* _Goal_: Your task is to copy the listing exactly, with the pictures left out.

* _Dataset_:

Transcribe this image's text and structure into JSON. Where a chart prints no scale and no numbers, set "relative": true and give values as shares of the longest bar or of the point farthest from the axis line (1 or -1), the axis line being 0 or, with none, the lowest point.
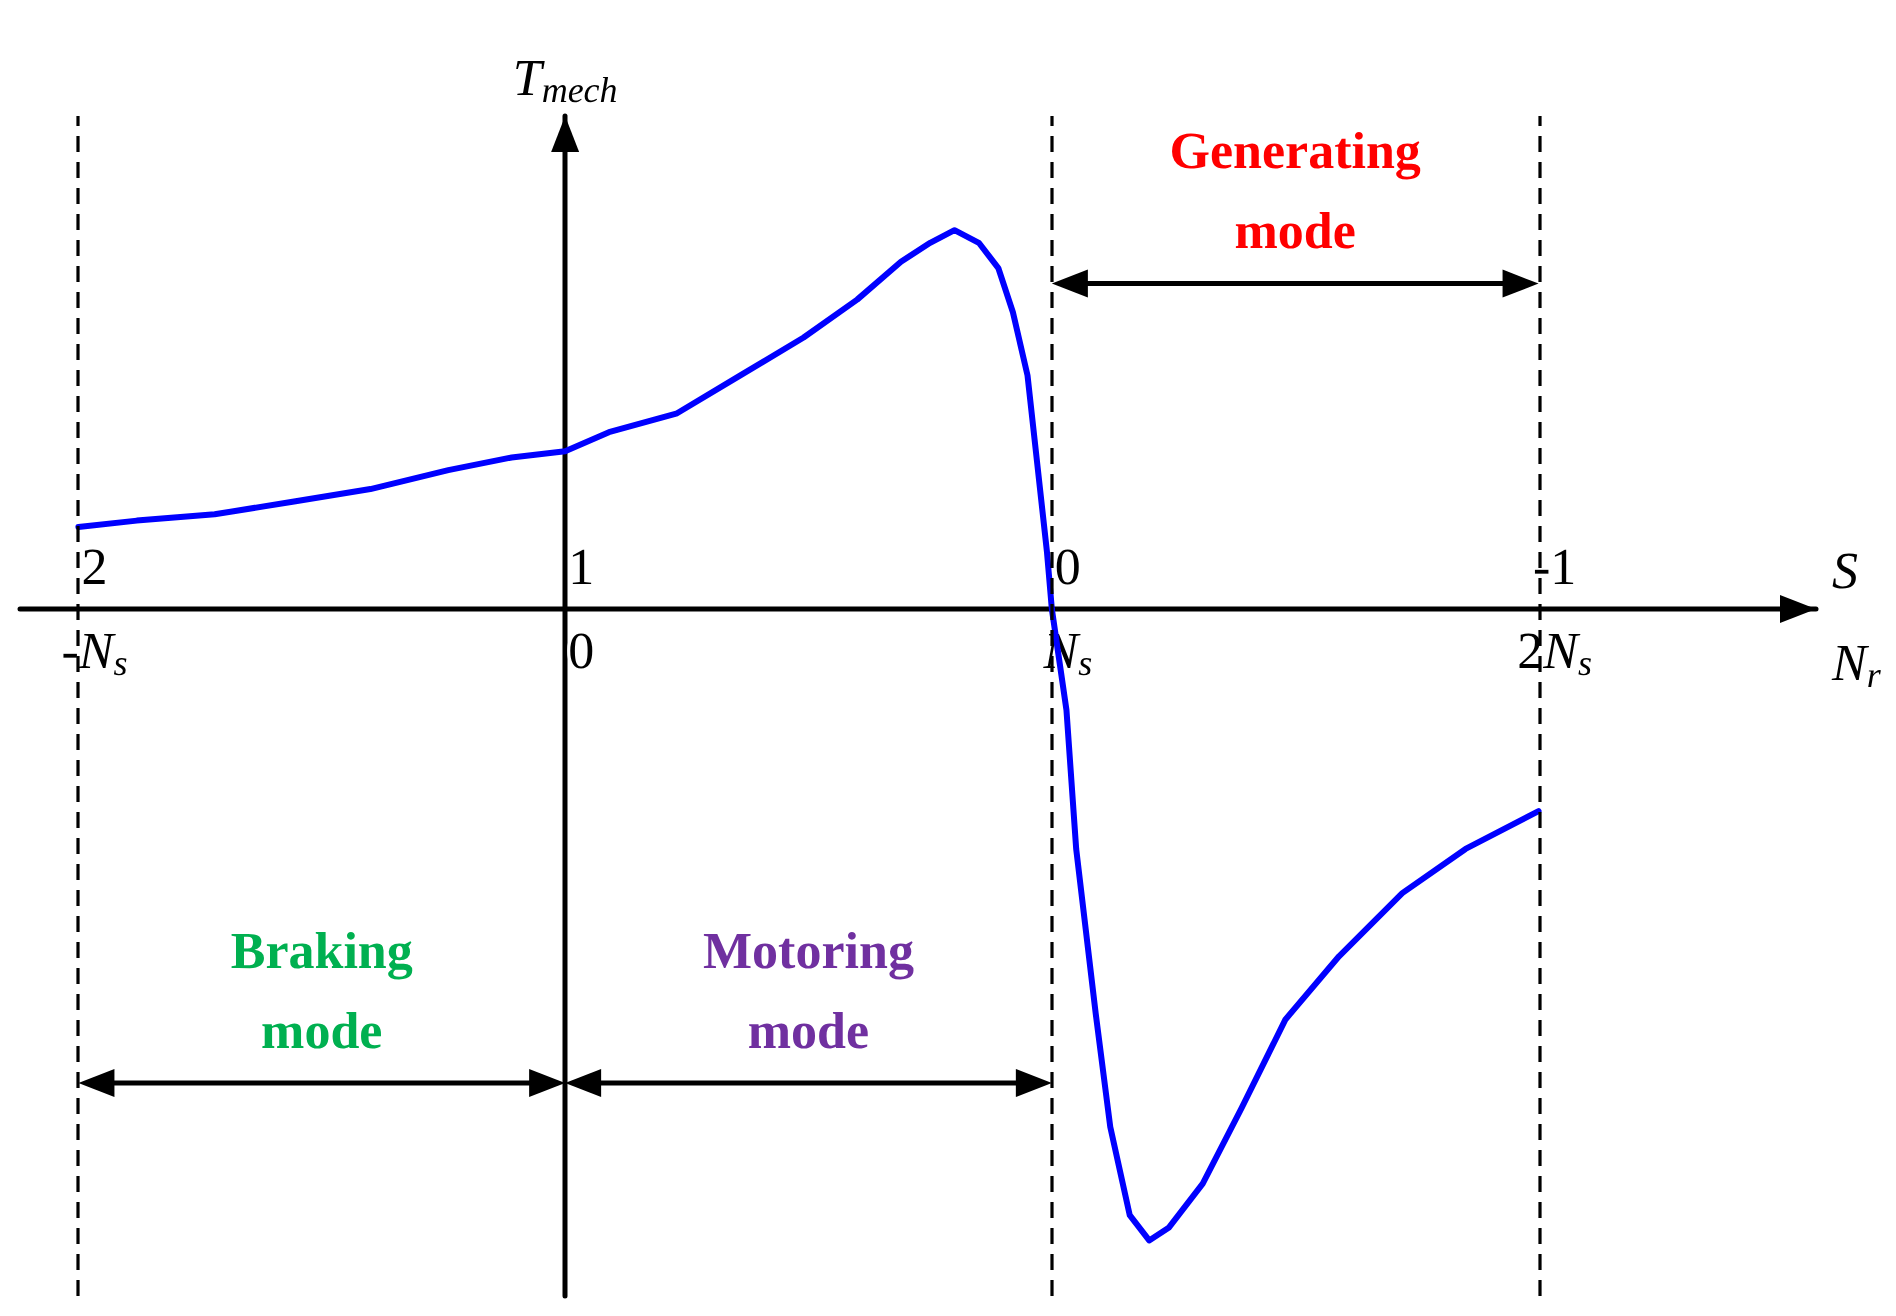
{
  "chart_data": {
    "type": "line",
    "relative": true,
    "ylabel": "T$_{mech}$",
    "xlabel": "N$_{r}$",
    "x2label": "S",
    "x": [
      -1,
      -0.88,
      -0.72,
      -0.56,
      -0.4,
      -0.24,
      -0.11,
      0,
      0.09,
      0.23,
      0.36,
      0.49,
      0.6,
      0.69,
      0.75,
      0.8,
      0.85,
      0.89,
      0.92,
      0.95,
      0.97,
      0.99,
      1,
      1.03,
      1.05,
      1.09,
      1.12,
      1.16,
      1.2,
      1.24,
      1.31,
      1.39,
      1.48,
      1.59,
      1.72,
      1.85,
      2
    ],
    "series": [
      {
        "color": "#0000ff",
        "values": [
          0.13,
          0.14,
          0.15,
          0.17,
          0.19,
          0.22,
          0.24,
          0.25,
          0.28,
          0.31,
          0.37,
          0.43,
          0.49,
          0.55,
          0.58,
          0.6,
          0.58,
          0.54,
          0.47,
          0.37,
          0.23,
          0.09,
          0,
          -0.16,
          -0.38,
          -0.64,
          -0.82,
          -0.96,
          -1,
          -0.98,
          -0.91,
          -0.79,
          -0.65,
          -0.55,
          -0.45,
          -0.38,
          -0.32
        ]
      }
    ],
    "xlim": [
      -1.12,
      2.57
    ],
    "xticks": [
      {
        "value": -1,
        "label": "-N$_{s}$"
      },
      0,
      {
        "value": 1,
        "label": "N$_{s}$"
      },
      {
        "value": 2,
        "label": "2N$_{s}$"
      }
    ],
    "x2lim": [
      2.12,
      -1.57
    ],
    "x2ticks": [
      2,
      1,
      0,
      -1
    ],
    "ref_lines": [
      {
        "axis": "x",
        "value": -1,
        "line_style": "dashed"
      },
      {
        "axis": "x",
        "value": 1,
        "line_style": "dashed"
      },
      {
        "axis": "x",
        "value": 2,
        "line_style": "dashed"
      }
    ],
    "annotations": [
      "Braking mode",
      "Motoring mode",
      "Generating mode"
    ]
  }
}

* _Result for this exercise_:
Transcribe this image's text and structure into JSON. Where a chart prints no scale and no numbers, set "relative": true and give values as shares of the longest bar or of the point farthest from the axis line (1 or -1), the axis line being 0 or, with none, the lowest point.
{
  "chart_data": {
    "type": "line",
    "relative": true,
    "ylabel": "T$_{mech}$",
    "xlabel": "N$_{r}$",
    "x2label": "S",
    "x": [
      -1,
      -0.88,
      -0.72,
      -0.56,
      -0.4,
      -0.24,
      -0.11,
      0,
      0.09,
      0.23,
      0.36,
      0.49,
      0.6,
      0.69,
      0.75,
      0.8,
      0.85,
      0.89,
      0.92,
      0.95,
      0.97,
      0.99,
      1,
      1.03,
      1.05,
      1.09,
      1.12,
      1.16,
      1.2,
      1.24,
      1.31,
      1.39,
      1.48,
      1.59,
      1.72,
      1.85,
      2
    ],
    "series": [
      {
        "color": "#0000ff",
        "values": [
          0.13,
          0.14,
          0.15,
          0.17,
          0.19,
          0.22,
          0.24,
          0.25,
          0.28,
          0.31,
          0.37,
          0.43,
          0.49,
          0.55,
          0.58,
          0.6,
          0.58,
          0.54,
          0.47,
          0.37,
          0.23,
          0.09,
          0,
          -0.16,
          -0.38,
          -0.64,
          -0.82,
          -0.96,
          -1,
          -0.98,
          -0.91,
          -0.79,
          -0.65,
          -0.55,
          -0.45,
          -0.38,
          -0.32
        ]
      }
    ],
    "xlim": [
      -1.12,
      2.57
    ],
    "xticks": [
      {
        "value": -1,
        "label": "-N$_{s}$"
      },
      0,
      {
        "value": 1,
        "label": "N$_{s}$"
      },
      {
        "value": 2,
        "label": "2N$_{s}$"
      }
    ],
    "x2lim": [
      2.12,
      -1.57
    ],
    "x2ticks": [
      2,
      1,
      0,
      -1
    ],
    "ref_lines": [
      {
        "axis": "x",
        "value": -1,
        "line_style": "dashed"
      },
      {
        "axis": "x",
        "value": 1,
        "line_style": "dashed"
      },
      {
        "axis": "x",
        "value": 2,
        "line_style": "dashed"
      }
    ],
    "annotations": [
      "Braking mode",
      "Motoring mode",
      "Generating mode"
    ]
  }
}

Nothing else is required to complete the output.